**Yapılacak iş**
Verilen metinde "Türkiye kabuk değiştiriyor." sözlerinden "anlaması mümkün değildir." sözlerine kadar olan kısmı hiçbir değişiklik yapmadan yazın.

**Verilen metin**
>>>>>
Türkiye kabuk değiştiriyor. Sömürgecilerin baskı altında tuttuğu, müstemleke aydını ve yönetici sınıfıyla idare edilen bir ülke olmaktan çıkıp bambaşka bir kimliğe büründü. Yeniden büyük Türkiye’yi, klasik Cumhuriyet aydınlarının anlama şansı olmadığı gibi Batılılar ve katı Cumhuriyet rejim bekçilerinin hor görüp kendinden utanır hale getirdiği muhafazakâr akademisyenlerin de anlaması mümkün değildir.
Batılılar, Cumhuriyet aydınını köşeye sıkıştırdı ve kendi bekçisi haline getirdi. Cumhuriyet aydınları ise kültürel hegemonya ve devlet baskısı sayesinde bizimkileri etkisine aldı
200 yıldır dünyayı tahakküm altına alıp sömürünün bin bir çeşidini uygulayan Batılı devletler eski gücünü kaybetti. Fakat ne imparatorluk gururu yaşayan batılı devletler yeni durumun farkında ne de köleliğe alıştırılmış milletlerin aydınları bu cendereden çıkıyor.
Cumhuriyet Halk Partisi analizine geçmeden önce, AK Parti hükümetlerinin Türkiye’yi terörden arındırmaya yönelik altyapıyı oluşturmak da dahil olmak üzere onlarca devrim gerçekleştirdiğini vurgulamak gerekir. Ancak bırakın bağımsız yazarları ve akademisyenleri, hatta muhalifleri; bizzat Cumhurbaşkanı Erdoğan tarafından akademik temsillerle önleri açılan kesimler dahi akademideki CHP’lilere yaranmaktan öteye geçip Erdoğan devrimlerini yazmıyorlar. Bugün bir terör örgütü temsilcisi olan kardinal hakkındaki literatür, Erdoğan hakkında yazılmış literatürün katbekat üzerindedir.
<<<<<
**Kayıt alıntıları**
>>>>>
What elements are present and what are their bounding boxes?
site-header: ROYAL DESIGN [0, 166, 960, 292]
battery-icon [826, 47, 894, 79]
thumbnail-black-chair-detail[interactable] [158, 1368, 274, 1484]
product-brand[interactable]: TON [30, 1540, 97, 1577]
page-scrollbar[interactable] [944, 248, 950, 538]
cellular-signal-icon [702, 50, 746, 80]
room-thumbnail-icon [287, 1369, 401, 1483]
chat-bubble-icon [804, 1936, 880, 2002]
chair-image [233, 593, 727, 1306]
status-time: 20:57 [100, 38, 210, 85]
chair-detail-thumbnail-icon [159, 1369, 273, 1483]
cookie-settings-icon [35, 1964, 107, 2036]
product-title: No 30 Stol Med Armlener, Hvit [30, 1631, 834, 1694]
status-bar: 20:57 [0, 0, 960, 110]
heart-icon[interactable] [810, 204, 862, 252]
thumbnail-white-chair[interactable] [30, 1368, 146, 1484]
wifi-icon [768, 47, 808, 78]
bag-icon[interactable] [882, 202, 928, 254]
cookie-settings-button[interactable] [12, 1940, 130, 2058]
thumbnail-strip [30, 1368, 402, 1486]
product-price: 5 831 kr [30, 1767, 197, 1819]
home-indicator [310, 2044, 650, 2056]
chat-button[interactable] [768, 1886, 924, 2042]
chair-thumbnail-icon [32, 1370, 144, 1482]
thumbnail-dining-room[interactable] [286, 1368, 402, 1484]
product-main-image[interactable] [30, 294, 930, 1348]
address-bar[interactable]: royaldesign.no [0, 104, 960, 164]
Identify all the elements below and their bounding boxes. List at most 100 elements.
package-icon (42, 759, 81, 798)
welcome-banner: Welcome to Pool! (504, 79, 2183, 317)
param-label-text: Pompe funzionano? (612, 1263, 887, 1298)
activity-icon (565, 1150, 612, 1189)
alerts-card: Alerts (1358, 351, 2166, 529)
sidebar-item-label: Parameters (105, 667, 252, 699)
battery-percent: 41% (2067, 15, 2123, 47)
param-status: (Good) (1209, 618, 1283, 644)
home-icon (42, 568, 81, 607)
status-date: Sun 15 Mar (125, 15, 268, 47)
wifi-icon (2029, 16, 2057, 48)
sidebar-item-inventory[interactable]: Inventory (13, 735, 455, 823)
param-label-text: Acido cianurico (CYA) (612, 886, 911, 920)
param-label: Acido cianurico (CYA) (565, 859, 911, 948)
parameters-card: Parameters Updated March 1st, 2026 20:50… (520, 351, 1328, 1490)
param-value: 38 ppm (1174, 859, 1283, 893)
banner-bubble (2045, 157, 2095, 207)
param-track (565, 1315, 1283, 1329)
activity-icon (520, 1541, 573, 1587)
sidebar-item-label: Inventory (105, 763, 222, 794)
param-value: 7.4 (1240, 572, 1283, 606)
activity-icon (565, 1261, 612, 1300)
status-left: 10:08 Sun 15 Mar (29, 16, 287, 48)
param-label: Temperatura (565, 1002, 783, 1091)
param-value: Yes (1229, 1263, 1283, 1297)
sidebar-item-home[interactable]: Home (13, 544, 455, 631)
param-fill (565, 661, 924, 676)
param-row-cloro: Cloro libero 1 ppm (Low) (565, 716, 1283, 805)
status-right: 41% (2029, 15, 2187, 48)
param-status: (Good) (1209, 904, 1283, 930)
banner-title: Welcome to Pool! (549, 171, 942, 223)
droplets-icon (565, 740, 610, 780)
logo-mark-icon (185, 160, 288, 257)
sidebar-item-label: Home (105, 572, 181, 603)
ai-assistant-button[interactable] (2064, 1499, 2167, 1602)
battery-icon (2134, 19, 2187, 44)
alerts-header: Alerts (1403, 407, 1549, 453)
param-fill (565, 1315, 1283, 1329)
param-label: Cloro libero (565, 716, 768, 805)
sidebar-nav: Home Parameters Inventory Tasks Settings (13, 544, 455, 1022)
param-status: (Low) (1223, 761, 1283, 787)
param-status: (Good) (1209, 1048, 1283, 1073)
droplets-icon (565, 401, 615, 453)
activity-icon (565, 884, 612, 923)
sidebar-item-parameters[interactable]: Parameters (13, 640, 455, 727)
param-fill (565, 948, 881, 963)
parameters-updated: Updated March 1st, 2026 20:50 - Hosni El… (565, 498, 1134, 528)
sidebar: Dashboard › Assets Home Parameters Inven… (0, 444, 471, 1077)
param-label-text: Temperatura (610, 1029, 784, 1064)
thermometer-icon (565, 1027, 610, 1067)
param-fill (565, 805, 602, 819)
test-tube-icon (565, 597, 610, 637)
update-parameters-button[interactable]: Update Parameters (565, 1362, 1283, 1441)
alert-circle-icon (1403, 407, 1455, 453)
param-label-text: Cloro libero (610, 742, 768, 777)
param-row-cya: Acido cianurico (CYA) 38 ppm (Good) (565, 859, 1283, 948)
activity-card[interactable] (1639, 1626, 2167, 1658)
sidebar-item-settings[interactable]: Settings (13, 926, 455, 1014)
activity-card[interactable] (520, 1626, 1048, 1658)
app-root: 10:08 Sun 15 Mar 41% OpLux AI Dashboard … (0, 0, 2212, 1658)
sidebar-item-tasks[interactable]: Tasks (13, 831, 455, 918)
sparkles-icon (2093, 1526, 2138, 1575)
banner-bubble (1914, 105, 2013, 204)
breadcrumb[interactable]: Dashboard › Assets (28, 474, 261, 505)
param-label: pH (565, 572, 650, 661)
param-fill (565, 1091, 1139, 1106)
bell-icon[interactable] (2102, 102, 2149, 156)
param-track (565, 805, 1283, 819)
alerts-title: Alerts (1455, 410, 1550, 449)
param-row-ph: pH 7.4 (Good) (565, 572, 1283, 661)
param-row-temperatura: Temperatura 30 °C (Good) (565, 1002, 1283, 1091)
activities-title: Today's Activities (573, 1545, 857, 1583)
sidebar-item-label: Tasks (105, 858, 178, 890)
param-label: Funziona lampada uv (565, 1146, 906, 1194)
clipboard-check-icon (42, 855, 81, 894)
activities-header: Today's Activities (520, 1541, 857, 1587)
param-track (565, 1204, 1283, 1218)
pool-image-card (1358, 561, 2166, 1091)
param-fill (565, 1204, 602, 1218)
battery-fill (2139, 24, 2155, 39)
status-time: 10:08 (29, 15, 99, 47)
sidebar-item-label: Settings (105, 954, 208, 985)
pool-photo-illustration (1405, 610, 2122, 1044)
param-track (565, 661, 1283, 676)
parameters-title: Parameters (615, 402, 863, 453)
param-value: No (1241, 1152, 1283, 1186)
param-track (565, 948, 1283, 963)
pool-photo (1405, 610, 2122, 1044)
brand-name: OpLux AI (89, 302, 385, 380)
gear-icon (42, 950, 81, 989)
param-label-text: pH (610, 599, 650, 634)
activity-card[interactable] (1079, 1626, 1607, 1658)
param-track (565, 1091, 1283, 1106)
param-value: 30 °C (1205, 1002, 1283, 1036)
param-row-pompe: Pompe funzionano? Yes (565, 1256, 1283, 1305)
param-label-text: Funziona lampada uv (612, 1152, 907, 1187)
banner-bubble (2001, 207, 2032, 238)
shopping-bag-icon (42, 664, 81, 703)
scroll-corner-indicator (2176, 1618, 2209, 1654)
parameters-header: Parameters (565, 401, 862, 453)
<<<<<
**Alıştırmanın cevabı**
Türkiye kabuk değiştiriyor. Sömürgecilerin baskı altında tuttuğu, müstemleke aydını ve yönetici sınıfıyla idare edilen bir ülke olmaktan çıkıp bambaşka bir kimliğe büründü. Yeniden büyük Türkiye’yi, klasik Cumhuriyet aydınlarının anlama şansı olmadığı gibi Batılılar ve katı Cumhuriyet rejim bekçilerinin hor görüp kendinden utanır hale getirdiği muhafazakâr akademisyenlerin de anlaması mümkün değildir.